Exercise objective:
Search the data for the word "name". Reproduce every line where it is found.

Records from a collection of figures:
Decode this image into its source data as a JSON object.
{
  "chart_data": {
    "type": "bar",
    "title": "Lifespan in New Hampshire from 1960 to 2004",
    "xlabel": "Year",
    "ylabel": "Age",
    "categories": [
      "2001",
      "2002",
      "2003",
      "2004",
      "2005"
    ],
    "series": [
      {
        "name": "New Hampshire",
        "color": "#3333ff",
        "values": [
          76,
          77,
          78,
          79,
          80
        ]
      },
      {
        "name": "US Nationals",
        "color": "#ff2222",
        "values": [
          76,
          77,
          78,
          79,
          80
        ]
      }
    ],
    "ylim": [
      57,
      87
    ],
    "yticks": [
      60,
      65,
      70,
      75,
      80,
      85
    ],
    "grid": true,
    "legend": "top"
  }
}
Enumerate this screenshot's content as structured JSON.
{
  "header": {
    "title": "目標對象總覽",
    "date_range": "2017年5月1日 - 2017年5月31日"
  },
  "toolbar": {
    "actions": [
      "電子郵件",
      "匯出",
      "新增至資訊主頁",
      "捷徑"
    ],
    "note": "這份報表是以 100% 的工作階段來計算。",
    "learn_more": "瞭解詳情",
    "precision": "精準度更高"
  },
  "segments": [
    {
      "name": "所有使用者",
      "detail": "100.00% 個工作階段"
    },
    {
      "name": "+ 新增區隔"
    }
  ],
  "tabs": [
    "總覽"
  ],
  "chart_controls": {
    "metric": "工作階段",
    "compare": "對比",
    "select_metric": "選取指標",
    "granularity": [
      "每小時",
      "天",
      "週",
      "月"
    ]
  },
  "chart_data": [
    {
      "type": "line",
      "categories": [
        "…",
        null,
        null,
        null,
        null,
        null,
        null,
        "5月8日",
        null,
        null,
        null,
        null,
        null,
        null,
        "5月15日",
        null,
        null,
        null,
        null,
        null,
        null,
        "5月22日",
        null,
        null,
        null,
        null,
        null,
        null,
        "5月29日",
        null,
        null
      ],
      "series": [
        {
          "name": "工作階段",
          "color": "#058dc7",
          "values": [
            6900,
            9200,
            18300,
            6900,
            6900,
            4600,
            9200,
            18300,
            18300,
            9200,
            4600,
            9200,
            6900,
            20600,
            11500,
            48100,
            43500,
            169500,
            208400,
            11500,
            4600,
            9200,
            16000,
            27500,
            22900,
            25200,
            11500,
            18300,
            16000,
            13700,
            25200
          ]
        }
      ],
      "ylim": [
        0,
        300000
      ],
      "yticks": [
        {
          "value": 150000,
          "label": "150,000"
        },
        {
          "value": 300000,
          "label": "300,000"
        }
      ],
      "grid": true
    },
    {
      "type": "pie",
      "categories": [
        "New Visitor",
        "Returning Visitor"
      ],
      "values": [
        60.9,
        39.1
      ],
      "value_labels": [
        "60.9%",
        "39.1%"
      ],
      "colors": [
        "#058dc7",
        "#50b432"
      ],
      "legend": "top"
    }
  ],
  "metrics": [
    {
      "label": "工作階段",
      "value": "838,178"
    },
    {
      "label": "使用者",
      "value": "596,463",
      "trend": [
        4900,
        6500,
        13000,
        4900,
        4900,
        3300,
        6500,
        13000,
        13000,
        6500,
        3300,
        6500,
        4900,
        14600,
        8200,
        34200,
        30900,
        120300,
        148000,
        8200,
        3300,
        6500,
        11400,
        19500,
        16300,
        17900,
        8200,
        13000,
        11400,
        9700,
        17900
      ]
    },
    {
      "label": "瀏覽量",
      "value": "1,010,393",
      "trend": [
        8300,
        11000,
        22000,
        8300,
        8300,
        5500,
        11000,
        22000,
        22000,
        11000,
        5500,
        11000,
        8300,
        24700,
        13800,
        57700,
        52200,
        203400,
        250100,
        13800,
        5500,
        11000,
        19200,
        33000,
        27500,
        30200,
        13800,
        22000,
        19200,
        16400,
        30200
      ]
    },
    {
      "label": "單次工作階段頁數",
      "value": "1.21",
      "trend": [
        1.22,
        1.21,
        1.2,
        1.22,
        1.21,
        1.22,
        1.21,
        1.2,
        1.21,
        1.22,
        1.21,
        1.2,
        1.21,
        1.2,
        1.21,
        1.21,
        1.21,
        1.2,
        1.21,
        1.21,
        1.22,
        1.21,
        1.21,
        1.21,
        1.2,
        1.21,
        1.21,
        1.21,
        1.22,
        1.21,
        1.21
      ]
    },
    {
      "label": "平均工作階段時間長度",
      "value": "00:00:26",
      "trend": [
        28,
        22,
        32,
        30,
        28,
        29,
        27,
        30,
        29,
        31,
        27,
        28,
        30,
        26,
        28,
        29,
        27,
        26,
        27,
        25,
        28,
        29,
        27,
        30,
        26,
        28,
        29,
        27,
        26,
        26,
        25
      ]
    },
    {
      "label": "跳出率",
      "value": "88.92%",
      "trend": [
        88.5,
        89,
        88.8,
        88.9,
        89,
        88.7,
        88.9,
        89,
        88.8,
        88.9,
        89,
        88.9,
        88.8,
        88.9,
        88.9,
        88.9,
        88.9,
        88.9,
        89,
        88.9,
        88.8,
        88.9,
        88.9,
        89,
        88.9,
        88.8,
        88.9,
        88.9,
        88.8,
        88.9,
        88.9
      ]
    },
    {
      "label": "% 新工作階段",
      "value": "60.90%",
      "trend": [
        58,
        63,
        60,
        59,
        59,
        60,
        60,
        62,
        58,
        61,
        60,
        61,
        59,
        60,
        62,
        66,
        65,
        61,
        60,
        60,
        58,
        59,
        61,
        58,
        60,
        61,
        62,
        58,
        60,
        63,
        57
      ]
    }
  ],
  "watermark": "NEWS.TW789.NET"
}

Response to the task:
        "name": "New Hampshire",
        "name": "US Nationals",
      "name": "所有使用者",
      "name": "+ 新增區隔"
          "name": "工作階段",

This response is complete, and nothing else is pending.